▶ **What is required**: Skip any picture you find and retype all the remaining lines exactly.

▶ **Listed records**:
◆ ◆ ◆ ◆ ◆ ◆ ◆

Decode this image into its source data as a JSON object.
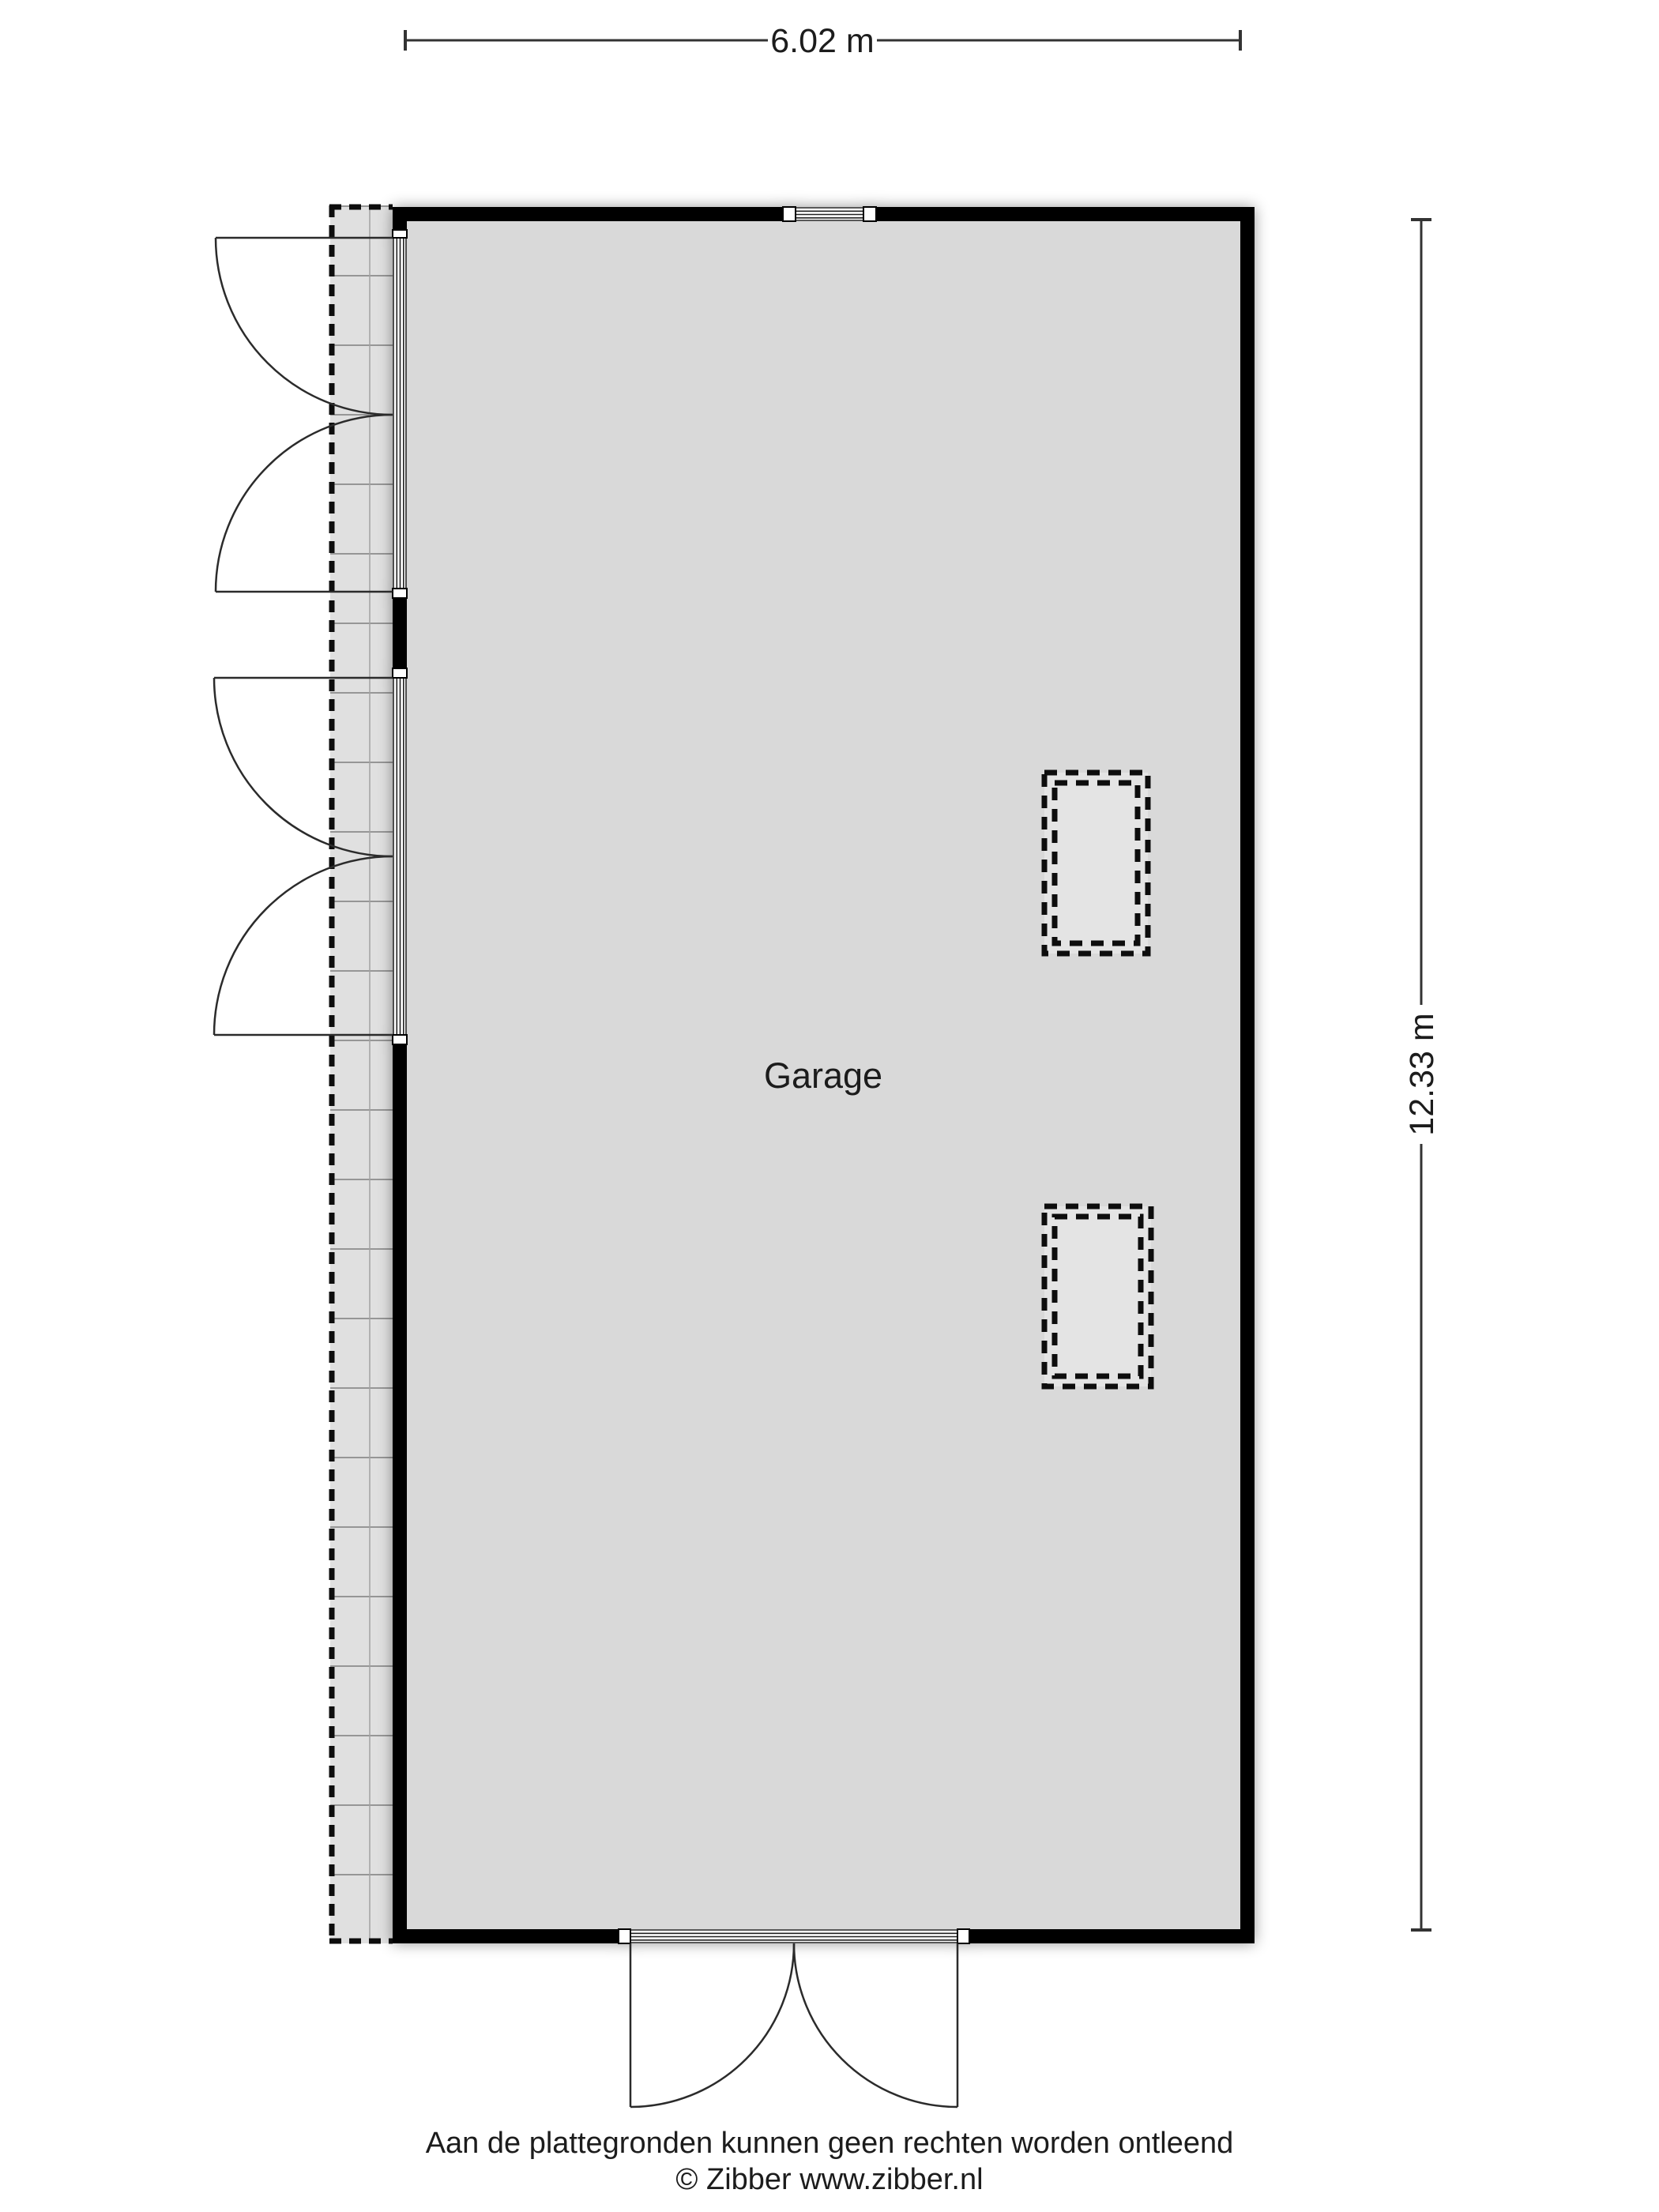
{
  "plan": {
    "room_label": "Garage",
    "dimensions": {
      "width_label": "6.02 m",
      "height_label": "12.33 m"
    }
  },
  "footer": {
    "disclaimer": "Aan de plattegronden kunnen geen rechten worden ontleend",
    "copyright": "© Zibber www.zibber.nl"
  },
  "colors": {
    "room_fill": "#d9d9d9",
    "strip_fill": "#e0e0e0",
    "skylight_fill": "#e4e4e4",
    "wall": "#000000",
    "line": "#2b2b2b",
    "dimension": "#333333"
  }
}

◆ ◆ ◆ ◆ ◆ ◆ ◆

▶ **Full solution**:
Decode this image into its source data as a JSON object.
{
  "plan": {
    "room_label": "Garage",
    "dimensions": {
      "width_label": "6.02 m",
      "height_label": "12.33 m"
    }
  },
  "footer": {
    "disclaimer": "Aan de plattegronden kunnen geen rechten worden ontleend",
    "copyright": "© Zibber www.zibber.nl"
  },
  "colors": {
    "room_fill": "#d9d9d9",
    "strip_fill": "#e0e0e0",
    "skylight_fill": "#e4e4e4",
    "wall": "#000000",
    "line": "#2b2b2b",
    "dimension": "#333333"
  }
}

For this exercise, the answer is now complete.